[Extracts from a graphics dataset]

↓↓↓

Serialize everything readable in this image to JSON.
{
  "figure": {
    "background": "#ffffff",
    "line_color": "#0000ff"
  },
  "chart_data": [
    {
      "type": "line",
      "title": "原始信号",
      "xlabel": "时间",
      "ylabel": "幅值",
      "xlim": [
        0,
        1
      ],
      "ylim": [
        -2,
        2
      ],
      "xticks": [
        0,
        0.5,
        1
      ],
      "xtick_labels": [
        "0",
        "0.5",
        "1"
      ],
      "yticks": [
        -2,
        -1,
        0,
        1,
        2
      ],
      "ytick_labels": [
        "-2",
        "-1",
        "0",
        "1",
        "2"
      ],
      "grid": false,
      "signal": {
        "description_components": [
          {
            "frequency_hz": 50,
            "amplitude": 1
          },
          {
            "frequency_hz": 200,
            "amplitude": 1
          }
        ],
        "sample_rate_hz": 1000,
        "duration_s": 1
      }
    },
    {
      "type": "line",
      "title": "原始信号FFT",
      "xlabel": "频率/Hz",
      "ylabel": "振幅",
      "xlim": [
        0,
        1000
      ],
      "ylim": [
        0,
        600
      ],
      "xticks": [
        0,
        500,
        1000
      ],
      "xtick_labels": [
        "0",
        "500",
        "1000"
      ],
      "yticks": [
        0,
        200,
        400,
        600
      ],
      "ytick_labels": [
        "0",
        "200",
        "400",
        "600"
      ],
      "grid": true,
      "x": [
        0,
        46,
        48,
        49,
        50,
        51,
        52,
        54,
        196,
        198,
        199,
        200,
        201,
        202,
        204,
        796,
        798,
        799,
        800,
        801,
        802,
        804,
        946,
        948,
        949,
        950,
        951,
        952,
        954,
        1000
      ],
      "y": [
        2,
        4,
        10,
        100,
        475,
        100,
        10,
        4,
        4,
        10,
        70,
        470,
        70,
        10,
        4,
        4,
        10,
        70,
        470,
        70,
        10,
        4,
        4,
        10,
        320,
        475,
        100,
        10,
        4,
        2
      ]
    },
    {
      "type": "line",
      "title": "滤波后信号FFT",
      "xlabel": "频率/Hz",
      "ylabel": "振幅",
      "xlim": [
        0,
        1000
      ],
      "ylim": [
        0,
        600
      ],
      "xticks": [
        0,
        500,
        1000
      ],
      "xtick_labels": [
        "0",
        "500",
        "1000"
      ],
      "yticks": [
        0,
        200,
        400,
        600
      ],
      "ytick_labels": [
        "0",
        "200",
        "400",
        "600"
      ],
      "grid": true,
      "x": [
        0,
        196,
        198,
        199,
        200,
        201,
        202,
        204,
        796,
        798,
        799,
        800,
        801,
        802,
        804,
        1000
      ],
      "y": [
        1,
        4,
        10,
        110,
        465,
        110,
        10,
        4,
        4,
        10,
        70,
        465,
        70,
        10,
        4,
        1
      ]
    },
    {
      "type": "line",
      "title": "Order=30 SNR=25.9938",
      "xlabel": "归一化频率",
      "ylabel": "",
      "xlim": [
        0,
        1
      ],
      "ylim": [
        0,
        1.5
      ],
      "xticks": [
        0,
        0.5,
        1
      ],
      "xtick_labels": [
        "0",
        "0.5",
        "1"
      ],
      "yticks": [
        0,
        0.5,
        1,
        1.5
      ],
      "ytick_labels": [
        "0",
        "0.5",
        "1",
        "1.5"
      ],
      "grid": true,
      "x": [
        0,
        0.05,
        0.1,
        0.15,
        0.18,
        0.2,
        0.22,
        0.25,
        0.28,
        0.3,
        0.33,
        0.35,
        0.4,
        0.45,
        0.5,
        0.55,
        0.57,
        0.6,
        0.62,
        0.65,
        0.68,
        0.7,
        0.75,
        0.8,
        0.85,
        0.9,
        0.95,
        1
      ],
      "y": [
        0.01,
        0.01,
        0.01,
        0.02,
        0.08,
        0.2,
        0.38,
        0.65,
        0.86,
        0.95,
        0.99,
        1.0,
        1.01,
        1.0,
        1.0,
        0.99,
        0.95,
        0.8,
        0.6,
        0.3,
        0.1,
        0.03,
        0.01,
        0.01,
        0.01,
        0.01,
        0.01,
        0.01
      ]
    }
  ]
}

↑↑↑

Repeat the records above exactly, from the first line to the last.

Task output -
Serialize everything readable in this image to JSON.
{
  "figure": {
    "background": "#ffffff",
    "line_color": "#0000ff"
  },
  "chart_data": [
    {
      "type": "line",
      "title": "原始信号",
      "xlabel": "时间",
      "ylabel": "幅值",
      "xlim": [
        0,
        1
      ],
      "ylim": [
        -2,
        2
      ],
      "xticks": [
        0,
        0.5,
        1
      ],
      "xtick_labels": [
        "0",
        "0.5",
        "1"
      ],
      "yticks": [
        -2,
        -1,
        0,
        1,
        2
      ],
      "ytick_labels": [
        "-2",
        "-1",
        "0",
        "1",
        "2"
      ],
      "grid": false,
      "signal": {
        "description_components": [
          {
            "frequency_hz": 50,
            "amplitude": 1
          },
          {
            "frequency_hz": 200,
            "amplitude": 1
          }
        ],
        "sample_rate_hz": 1000,
        "duration_s": 1
      }
    },
    {
      "type": "line",
      "title": "原始信号FFT",
      "xlabel": "频率/Hz",
      "ylabel": "振幅",
      "xlim": [
        0,
        1000
      ],
      "ylim": [
        0,
        600
      ],
      "xticks": [
        0,
        500,
        1000
      ],
      "xtick_labels": [
        "0",
        "500",
        "1000"
      ],
      "yticks": [
        0,
        200,
        400,
        600
      ],
      "ytick_labels": [
        "0",
        "200",
        "400",
        "600"
      ],
      "grid": true,
      "x": [
        0,
        46,
        48,
        49,
        50,
        51,
        52,
        54,
        196,
        198,
        199,
        200,
        201,
        202,
        204,
        796,
        798,
        799,
        800,
        801,
        802,
        804,
        946,
        948,
        949,
        950,
        951,
        952,
        954,
        1000
      ],
      "y": [
        2,
        4,
        10,
        100,
        475,
        100,
        10,
        4,
        4,
        10,
        70,
        470,
        70,
        10,
        4,
        4,
        10,
        70,
        470,
        70,
        10,
        4,
        4,
        10,
        320,
        475,
        100,
        10,
        4,
        2
      ]
    },
    {
      "type": "line",
      "title": "滤波后信号FFT",
      "xlabel": "频率/Hz",
      "ylabel": "振幅",
      "xlim": [
        0,
        1000
      ],
      "ylim": [
        0,
        600
      ],
      "xticks": [
        0,
        500,
        1000
      ],
      "xtick_labels": [
        "0",
        "500",
        "1000"
      ],
      "yticks": [
        0,
        200,
        400,
        600
      ],
      "ytick_labels": [
        "0",
        "200",
        "400",
        "600"
      ],
      "grid": true,
      "x": [
        0,
        196,
        198,
        199,
        200,
        201,
        202,
        204,
        796,
        798,
        799,
        800,
        801,
        802,
        804,
        1000
      ],
      "y": [
        1,
        4,
        10,
        110,
        465,
        110,
        10,
        4,
        4,
        10,
        70,
        465,
        70,
        10,
        4,
        1
      ]
    },
    {
      "type": "line",
      "title": "Order=30 SNR=25.9938",
      "xlabel": "归一化频率",
      "ylabel": "",
      "xlim": [
        0,
        1
      ],
      "ylim": [
        0,
        1.5
      ],
      "xticks": [
        0,
        0.5,
        1
      ],
      "xtick_labels": [
        "0",
        "0.5",
        "1"
      ],
      "yticks": [
        0,
        0.5,
        1,
        1.5
      ],
      "ytick_labels": [
        "0",
        "0.5",
        "1",
        "1.5"
      ],
      "grid": true,
      "x": [
        0,
        0.05,
        0.1,
        0.15,
        0.18,
        0.2,
        0.22,
        0.25,
        0.28,
        0.3,
        0.33,
        0.35,
        0.4,
        0.45,
        0.5,
        0.55,
        0.57,
        0.6,
        0.62,
        0.65,
        0.68,
        0.7,
        0.75,
        0.8,
        0.85,
        0.9,
        0.95,
        1
      ],
      "y": [
        0.01,
        0.01,
        0.01,
        0.02,
        0.08,
        0.2,
        0.38,
        0.65,
        0.86,
        0.95,
        0.99,
        1.0,
        1.01,
        1.0,
        1.0,
        0.99,
        0.95,
        0.8,
        0.6,
        0.3,
        0.1,
        0.03,
        0.01,
        0.01,
        0.01,
        0.01,
        0.01,
        0.01
      ]
    }
  ]
}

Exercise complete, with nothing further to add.